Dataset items
--------------------

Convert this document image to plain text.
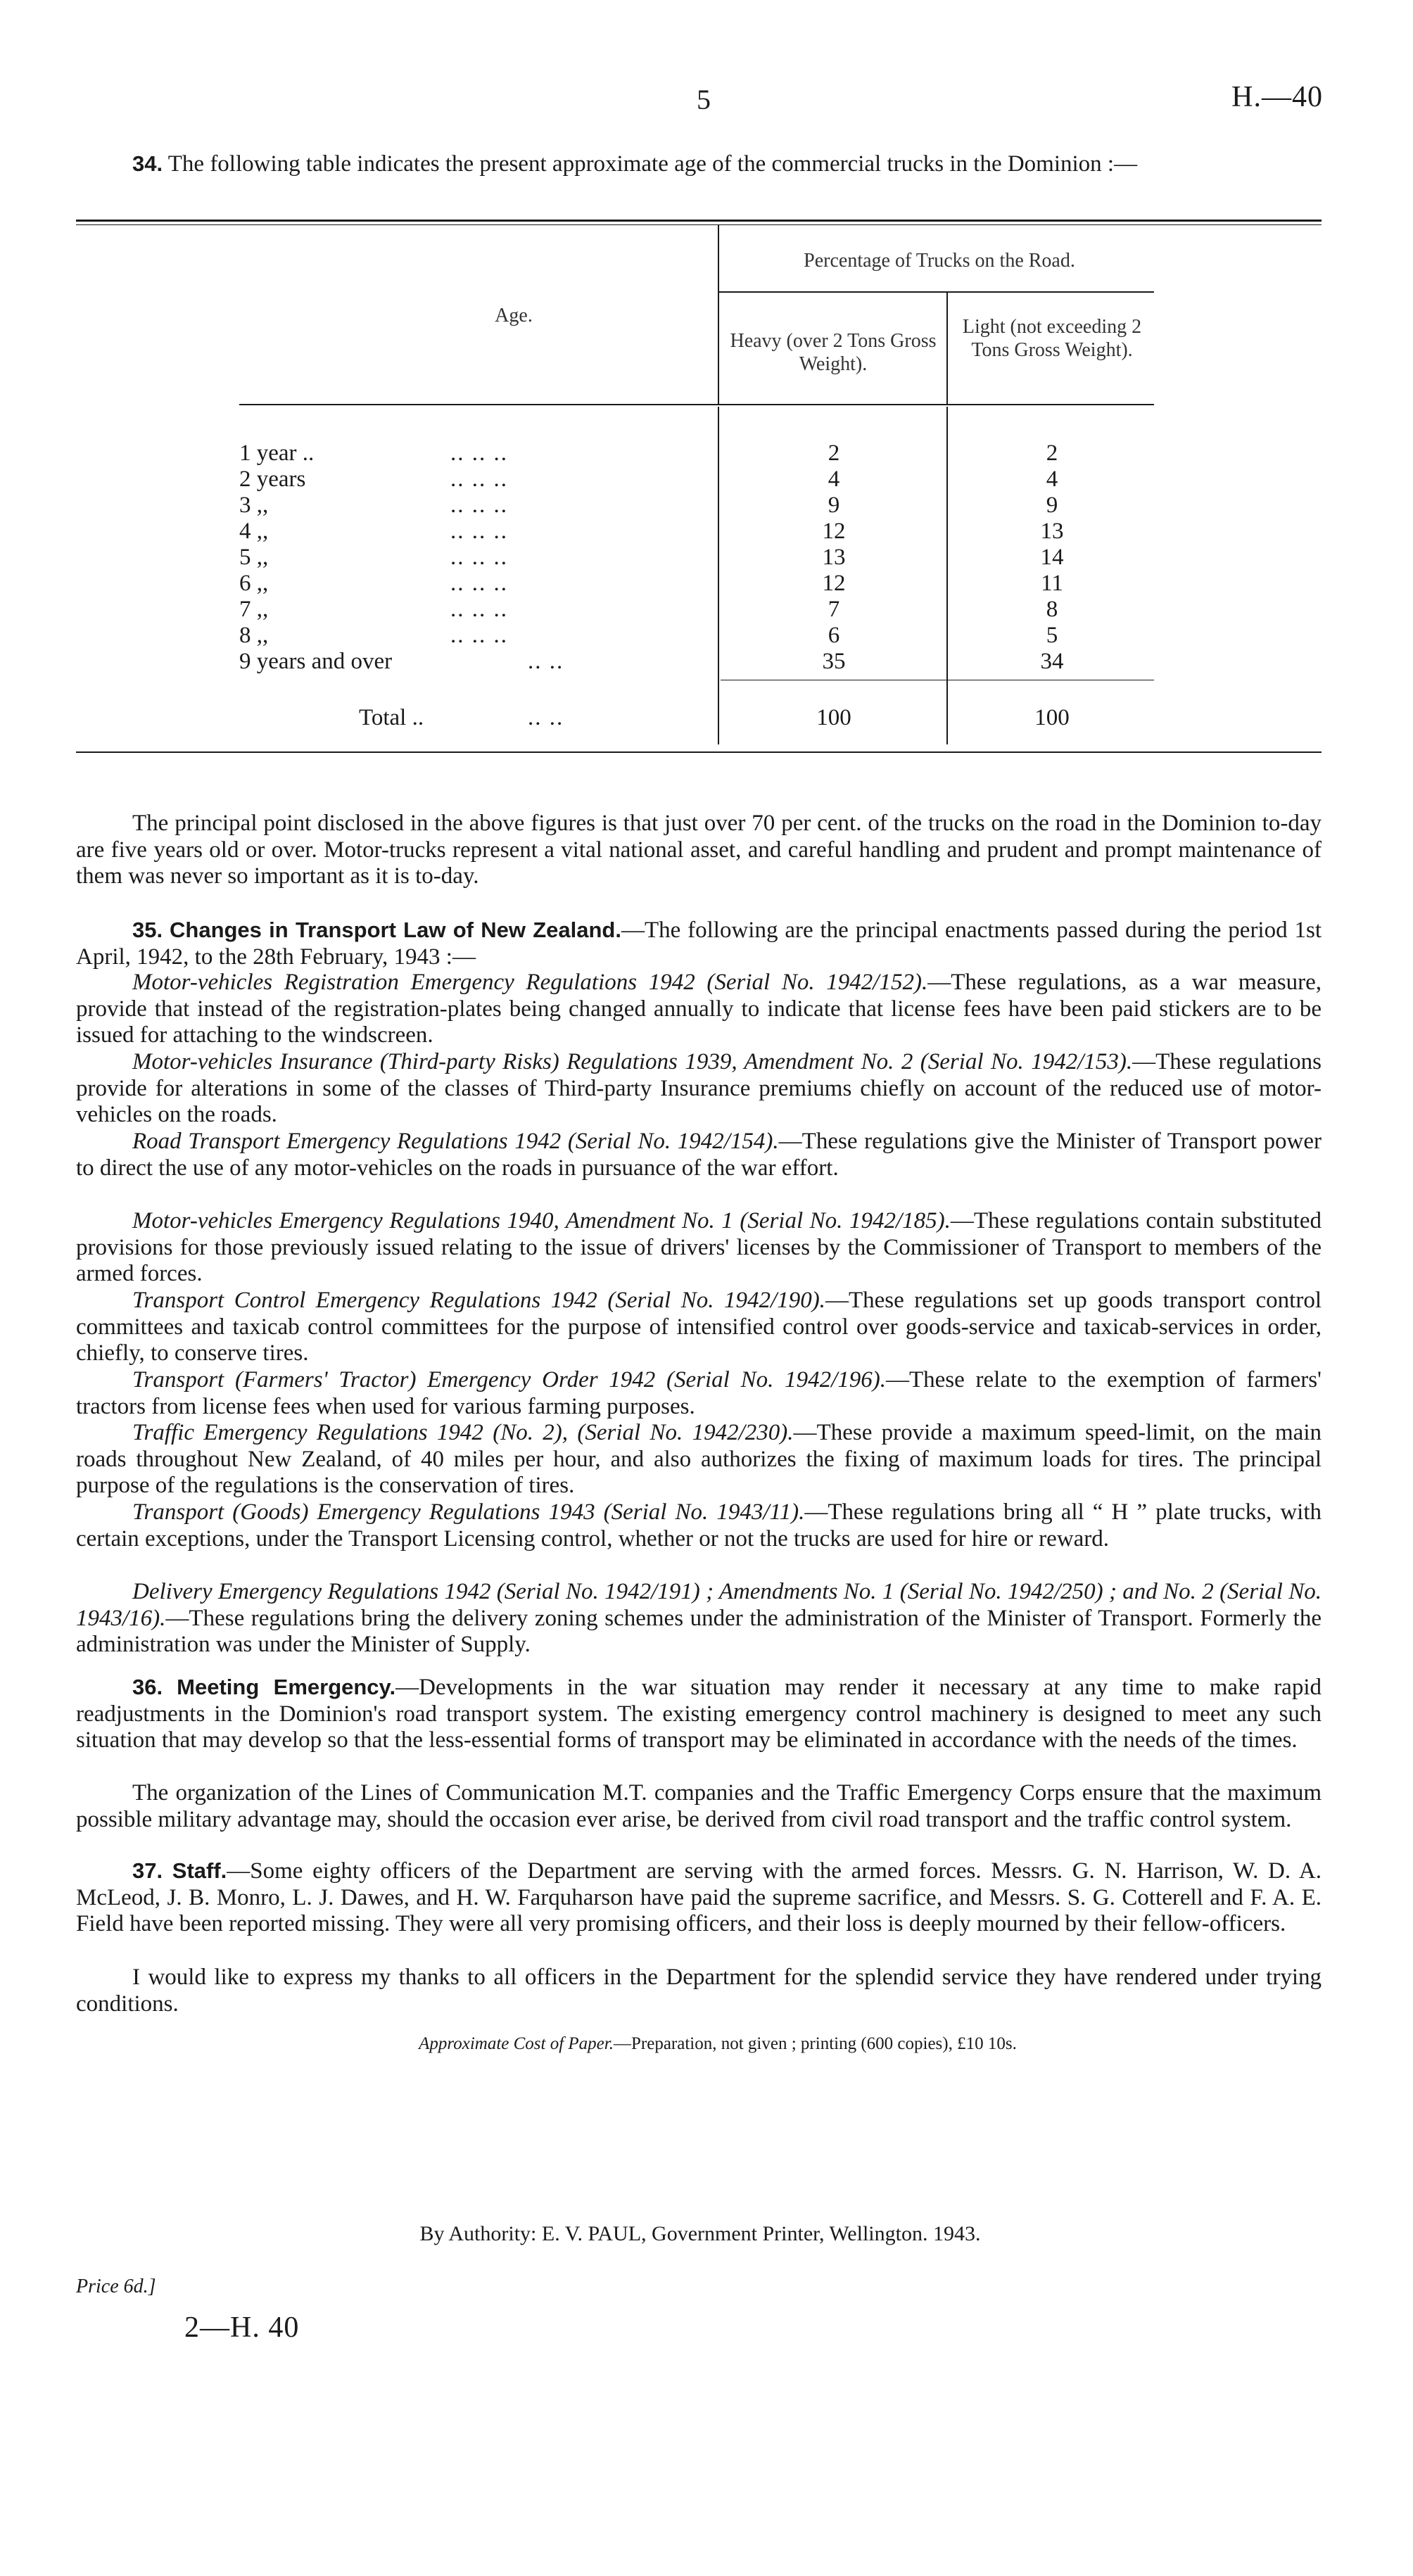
5	H.—40

34. The following table indicates the present approximate age of the commercial trucks in the Dominion :—

Percentage of Trucks on the Road.
Age.
Heavy (over 2 Tons Gross Weight).
Light (not exceeding 2 Tons Gross Weight).
1 year ..	.. .. ..	2	2
2 years	.. .. ..	4	4
3 ,,	.. .. ..	9	9
4 ,,	.. .. ..	12	13
5 ,,	.. .. ..	13	14
6 ,,	.. .. ..	12	11
7 ,,	.. .. ..	7	8
8 ,,	.. .. ..	6	5
9 years and over	.. ..	35	34
Total ..	.. ..	100	100

The principal point disclosed in the above figures is that just over 70 per cent. of the trucks on the road in the Dominion to-day are five years old or over. Motor-trucks represent a vital national asset, and careful handling and prudent and prompt maintenance of them was never so important as it is to-day.

35. Changes in Transport Law of New Zealand.—The following are the principal enactments passed during the period 1st April, 1942, to the 28th February, 1943 :—

Motor-vehicles Registration Emergency Regulations 1942 (Serial No. 1942/152).—These regulations, as a war measure, provide that instead of the registration-plates being changed annually to indicate that license fees have been paid stickers are to be issued for attaching to the windscreen.

Motor-vehicles Insurance (Third-party Risks) Regulations 1939, Amendment No. 2 (Serial No. 1942/153).—These regulations provide for alterations in some of the classes of Third-party Insurance premiums chiefly on account of the reduced use of motor-vehicles on the roads.

Road Transport Emergency Regulations 1942 (Serial No. 1942/154).—These regulations give the Minister of Transport power to direct the use of any motor-vehicles on the roads in pursuance of the war effort.

Motor-vehicles Emergency Regulations 1940, Amendment No. 1 (Serial No. 1942/185).—These regulations contain substituted provisions for those previously issued relating to the issue of drivers' licenses by the Commissioner of Transport to members of the armed forces.

Transport Control Emergency Regulations 1942 (Serial No. 1942/190).—These regulations set up goods transport control committees and taxicab control committees for the purpose of intensified control over goods-service and taxicab-services in order, chiefly, to conserve tires.

Transport (Farmers' Tractor) Emergency Order 1942 (Serial No. 1942/196).—These relate to the exemption of farmers' tractors from license fees when used for various farming purposes.

Traffic Emergency Regulations 1942 (No. 2), (Serial No. 1942/230).—These provide a maximum speed-limit, on the main roads throughout New Zealand, of 40 miles per hour, and also authorizes the fixing of maximum loads for tires. The principal purpose of the regulations is the conservation of tires.

Transport (Goods) Emergency Regulations 1943 (Serial No. 1943/11).—These regulations bring all “ H ” plate trucks, with certain exceptions, under the Transport Licensing control, whether or not the trucks are used for hire or reward.

Delivery Emergency Regulations 1942 (Serial No. 1942/191) ; Amendments No. 1 (Serial No. 1942/250) ; and No. 2 (Serial No. 1943/16).—These regulations bring the delivery zoning schemes under the administration of the Minister of Transport. Formerly the administration was under the Minister of Supply.

36. Meeting Emergency.—Developments in the war situation may render it necessary at any time to make rapid readjustments in the Dominion's road transport system. The existing emergency control machinery is designed to meet any such situation that may develop so that the less-essential forms of transport may be eliminated in accordance with the needs of the times.

The organization of the Lines of Communication M.T. companies and the Traffic Emergency Corps ensure that the maximum possible military advantage may, should the occasion ever arise, be derived from civil road transport and the traffic control system.

37. Staff.—Some eighty officers of the Department are serving with the armed forces. Messrs. G. N. Harrison, W. D. A. McLeod, J. B. Monro, L. J. Dawes, and H. W. Farquharson have paid the supreme sacrifice, and Messrs. S. G. Cotterell and F. A. E. Field have been reported missing. They were all very promising officers, and their loss is deeply mourned by their fellow-officers.

I would like to express my thanks to all officers in the Department for the splendid service they have rendered under trying conditions.

Approximate Cost of Paper.—Preparation, not given ; printing (600 copies), £10 10s.
By Authority: E. V. PAUL, Government Printer, Wellington. 1943.
Price 6d.]
2—H. 40
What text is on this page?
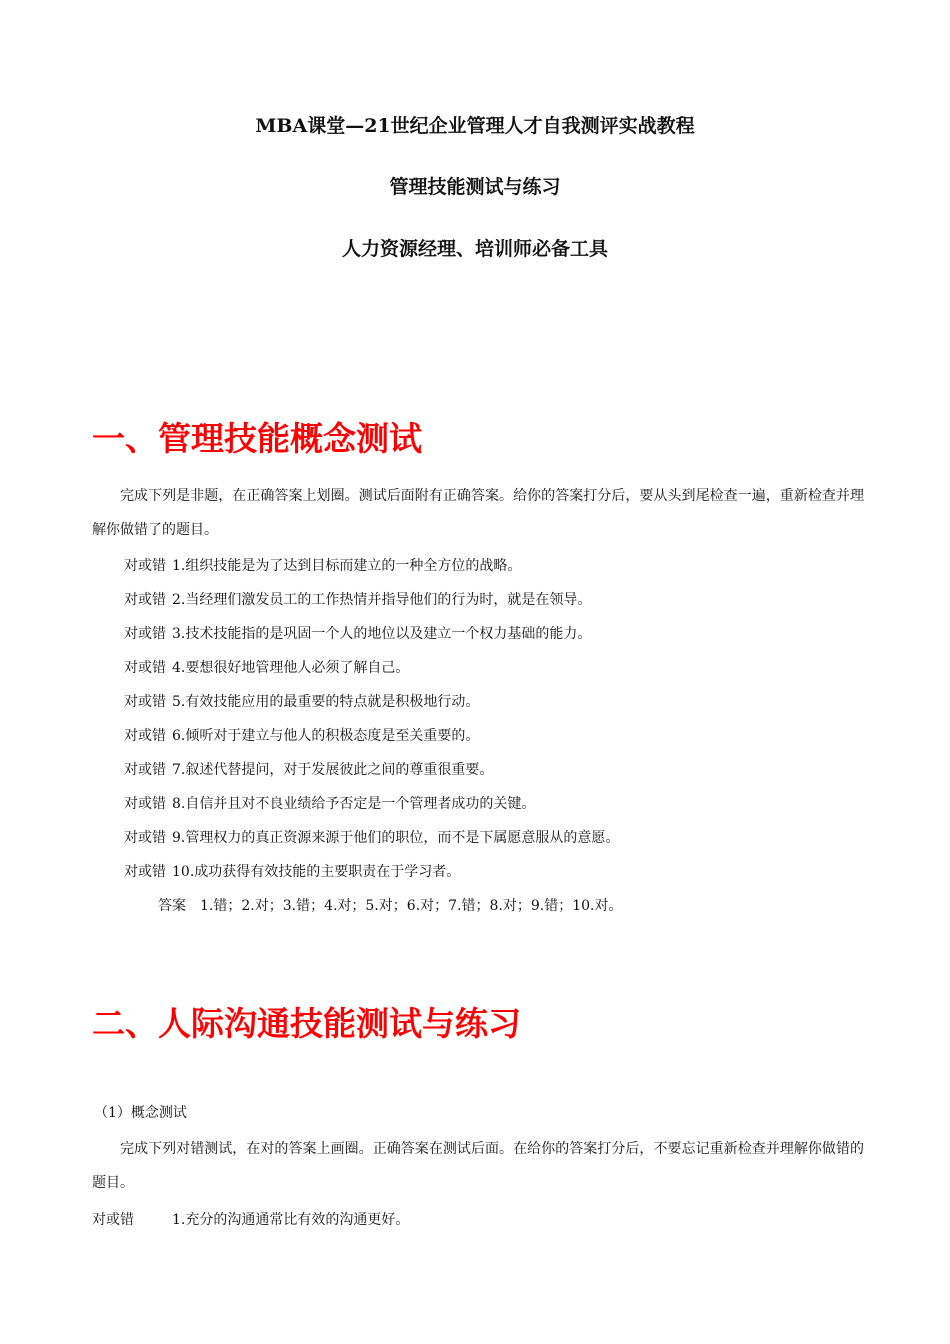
MBA课堂—21世纪企业管理人才自我测评实战教程
管理技能测试与练习
人力资源经理、培训师必备工具
一、管理技能概念测试

完成下列是非题，在正确答案上划圈。测试后面附有正确答案。给你的答案打分后，要从头到尾检查一遍，重新检查并理解你做错了的题目。

对或错 1.组织技能是为了达到目标而建立的一种全方位的战略。

对或错 2.当经理们激发员工的工作热情并指导他们的行为时，就是在领导。

对或错 3.技术技能指的是巩固一个人的地位以及建立一个权力基础的能力。

对或错 4.要想很好地管理他人必须了解自己。

对或错 5.有效技能应用的最重要的特点就是积极地行动。

对或错 6.倾听对于建立与他人的积极态度是至关重要的。

对或错 7.叙述代替提问，对于发展彼此之间的尊重很重要。

对或错 8.自信并且对不良业绩给予否定是一个管理者成功的关键。

对或错 9.管理权力的真正资源来源于他们的职位，而不是下属愿意服从的意愿。

对或错 10.成功获得有效技能的主要职责在于学习者。

答案 1.错；2.对；3.错；4.对；5.对；6.对；7.错；8.对；9.错；10.对。

二、人际沟通技能测试与练习

（1）概念测试

完成下列对错测试，在对的答案上画圈。正确答案在测试后面。在给你的答案打分后，不要忘记重新检查并理解你做错的题目。

对或错	1.充分的沟通通常比有效的沟通更好。
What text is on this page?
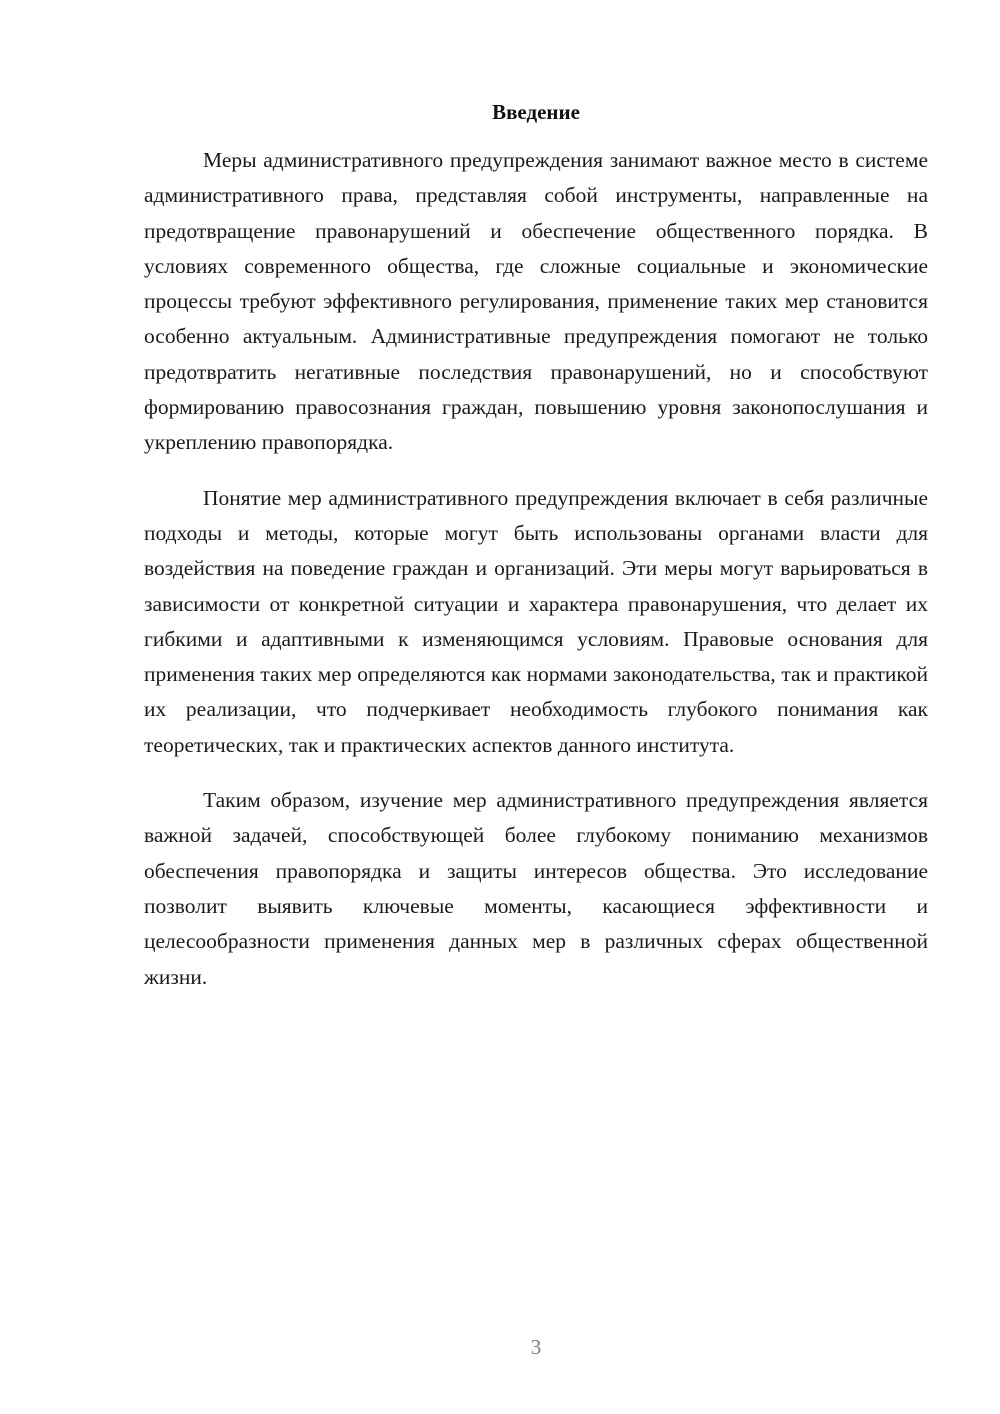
Введение

Меры административного предупреждения занимают важное место в системе административного права, представляя собой инструменты, направленные на предотвращение правонарушений и обеспечение общественного порядка. В условиях современного общества, где сложные социальные и экономические процессы требуют эффективного регулирования, применение таких мер становится особенно актуальным. Административные предупреждения помогают не только предотвратить негативные последствия правонарушений, но и способствуют формированию правосознания граждан, повышению уровня законопослушания и укреплению правопорядка.

Понятие мер административного предупреждения включает в себя различные подходы и методы, которые могут быть использованы органами власти для воздействия на поведение граждан и организаций. Эти меры могут варьироваться в зависимости от конкретной ситуации и характера правонарушения, что делает их гибкими и адаптивными к изменяющимся условиям. Правовые основания для применения таких мер определяются как нормами законодательства, так и практикой их реализации, что подчеркивает необходимость глубокого понимания как теоретических, так и практических аспектов данного института.

Таким образом, изучение мер административного предупреждения является важной задачей, способствующей более глубокому пониманию механизмов обеспечения правопорядка и защиты интересов общества. Это исследование позволит выявить ключевые моменты, касающиеся эффективности и целесообразности применения данных мер в различных сферах общественной жизни.

3
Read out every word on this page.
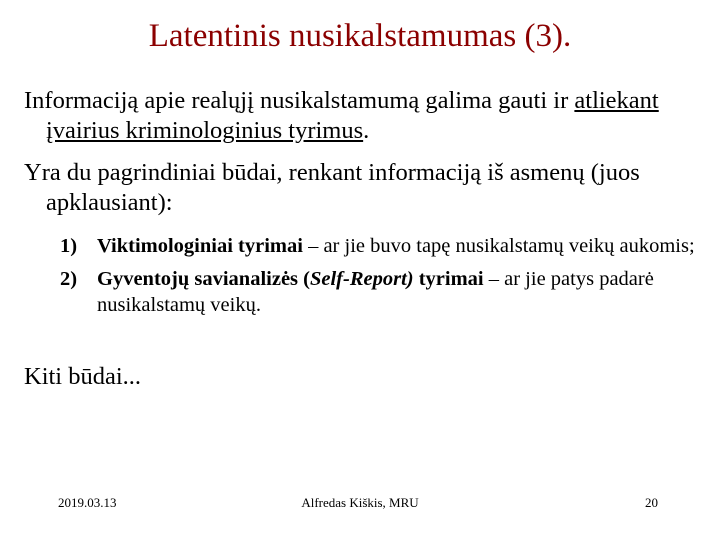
Latentinis nusikalstamumas (3).
Informaciją apie realųjį nusikalstamumą galima gauti ir atliekant įvairius kriminologinius tyrimus.
Yra du pagrindiniai būdai, renkant informaciją iš asmenų (juos apklausiant):
1) Viktimologiniai tyrimai – ar jie buvo tapę nusikalstamų veikų aukomis;
2) Gyventojų savianalizės (Self-Report) tyrimai – ar jie patys padarė nusikalstamų veikų.
Kiti būdai...
2019.03.13	Alfredas Kiškis, MRU	20
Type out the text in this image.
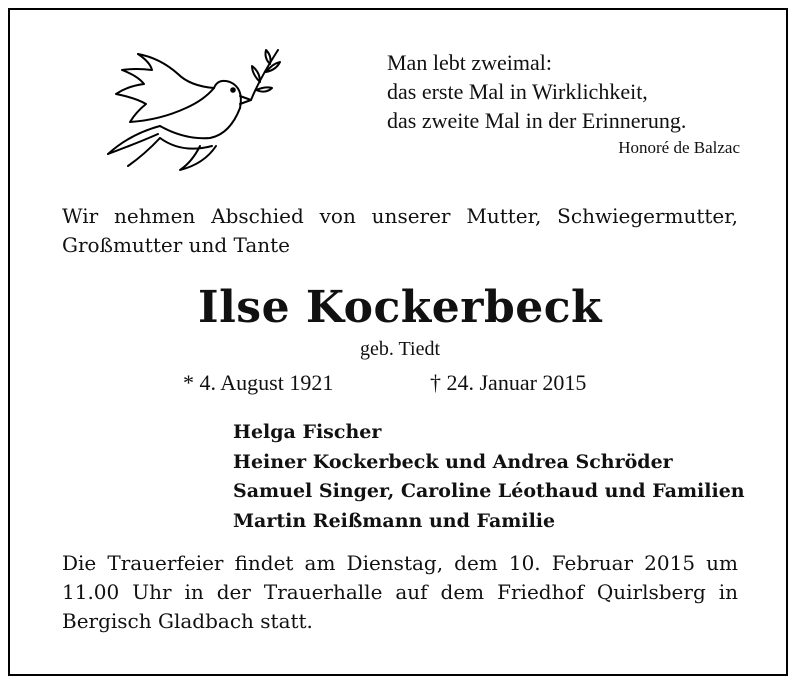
Man lebt zweimal:
das erste Mal in Wirklichkeit,
das zweite Mal in der Erinnerung.
Honoré de Balzac
Wir nehmen Abschied von unserer Mutter, Schwiegermutter, Großmutter und Tante
Ilse Kockerbeck
geb. Tiedt
* 4. August 1921	† 24. Januar 2015
Helga Fischer
Heiner Kockerbeck und Andrea Schröder
Samuel Singer, Caroline Léothaud und Familien
Martin Reißmann und Familie
Die Trauerfeier findet am Dienstag, dem 10. Februar 2015 um 11.00 Uhr in der Trauerhalle auf dem Friedhof Quirlsberg in Bergisch Gladbach statt.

--------------------

▶ **Aim of the task**: Which lines hold the word "this"? Show each one.

▶ **The response**:
Convert this document image to plain text.
What text is on this page?
What text is on this page?
Read out every word on this page.
Type out the text in this image.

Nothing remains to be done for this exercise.